▶
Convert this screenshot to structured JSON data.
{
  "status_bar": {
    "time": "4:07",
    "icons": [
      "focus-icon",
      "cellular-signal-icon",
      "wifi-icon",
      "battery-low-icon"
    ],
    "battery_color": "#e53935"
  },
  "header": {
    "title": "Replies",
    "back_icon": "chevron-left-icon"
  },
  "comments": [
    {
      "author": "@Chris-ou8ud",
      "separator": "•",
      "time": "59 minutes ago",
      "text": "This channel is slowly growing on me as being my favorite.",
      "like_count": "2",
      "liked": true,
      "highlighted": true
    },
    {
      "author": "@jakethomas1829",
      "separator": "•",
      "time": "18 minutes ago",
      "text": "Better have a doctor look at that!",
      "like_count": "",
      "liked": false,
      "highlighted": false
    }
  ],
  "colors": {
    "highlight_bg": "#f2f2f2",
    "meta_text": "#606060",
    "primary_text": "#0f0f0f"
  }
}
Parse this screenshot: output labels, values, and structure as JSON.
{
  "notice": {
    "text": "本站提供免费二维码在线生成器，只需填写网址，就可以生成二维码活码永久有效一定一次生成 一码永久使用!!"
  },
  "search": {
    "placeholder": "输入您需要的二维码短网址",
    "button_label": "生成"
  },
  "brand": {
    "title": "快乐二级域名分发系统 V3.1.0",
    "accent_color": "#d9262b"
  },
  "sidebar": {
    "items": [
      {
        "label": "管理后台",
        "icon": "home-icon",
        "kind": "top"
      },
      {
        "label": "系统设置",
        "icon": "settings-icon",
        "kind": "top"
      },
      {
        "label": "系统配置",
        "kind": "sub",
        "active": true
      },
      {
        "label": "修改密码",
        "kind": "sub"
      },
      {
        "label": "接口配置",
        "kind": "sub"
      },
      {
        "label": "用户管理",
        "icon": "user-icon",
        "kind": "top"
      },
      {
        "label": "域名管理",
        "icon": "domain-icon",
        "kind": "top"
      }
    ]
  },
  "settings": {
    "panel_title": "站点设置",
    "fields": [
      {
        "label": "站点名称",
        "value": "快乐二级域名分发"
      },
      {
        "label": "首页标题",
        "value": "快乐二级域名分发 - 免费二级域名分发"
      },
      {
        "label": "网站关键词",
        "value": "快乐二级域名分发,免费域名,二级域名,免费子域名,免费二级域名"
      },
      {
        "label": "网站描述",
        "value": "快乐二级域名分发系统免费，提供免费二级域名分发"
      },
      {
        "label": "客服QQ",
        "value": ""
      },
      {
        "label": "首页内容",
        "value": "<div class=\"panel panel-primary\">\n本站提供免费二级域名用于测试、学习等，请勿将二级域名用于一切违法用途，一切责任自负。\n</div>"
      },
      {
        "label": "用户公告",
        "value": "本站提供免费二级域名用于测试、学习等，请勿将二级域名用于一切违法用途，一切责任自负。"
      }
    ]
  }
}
◀
WHAT NEEDS TO BE DONE: Print exactly the lines above, starting at the line that contains "Parse this screenshot: output" and ending with the last line of the records, both included.

TASK ANSWER:
Parse this screenshot: output labels, values, and structure as JSON.
{
  "notice": {
    "text": "本站提供免费二维码在线生成器，只需填写网址，就可以生成二维码活码永久有效一定一次生成 一码永久使用!!"
  },
  "search": {
    "placeholder": "输入您需要的二维码短网址",
    "button_label": "生成"
  },
  "brand": {
    "title": "快乐二级域名分发系统 V3.1.0",
    "accent_color": "#d9262b"
  },
  "sidebar": {
    "items": [
      {
        "label": "管理后台",
        "icon": "home-icon",
        "kind": "top"
      },
      {
        "label": "系统设置",
        "icon": "settings-icon",
        "kind": "top"
      },
      {
        "label": "系统配置",
        "kind": "sub",
        "active": true
      },
      {
        "label": "修改密码",
        "kind": "sub"
      },
      {
        "label": "接口配置",
        "kind": "sub"
      },
      {
        "label": "用户管理",
        "icon": "user-icon",
        "kind": "top"
      },
      {
        "label": "域名管理",
        "icon": "domain-icon",
        "kind": "top"
      }
    ]
  },
  "settings": {
    "panel_title": "站点设置",
    "fields": [
      {
        "label": "站点名称",
        "value": "快乐二级域名分发"
      },
      {
        "label": "首页标题",
        "value": "快乐二级域名分发 - 免费二级域名分发"
      },
      {
        "label": "网站关键词",
        "value": "快乐二级域名分发,免费域名,二级域名,免费子域名,免费二级域名"
      },
      {
        "label": "网站描述",
        "value": "快乐二级域名分发系统免费，提供免费二级域名分发"
      },
      {
        "label": "客服QQ",
        "value": ""
      },
      {
        "label": "首页内容",
        "value": "<div class=\"panel panel-primary\">\n本站提供免费二级域名用于测试、学习等，请勿将二级域名用于一切违法用途，一切责任自负。\n</div>"
      },
      {
        "label": "用户公告",
        "value": "本站提供免费二级域名用于测试、学习等，请勿将二级域名用于一切违法用途，一切责任自负。"
      }
    ]
  }
}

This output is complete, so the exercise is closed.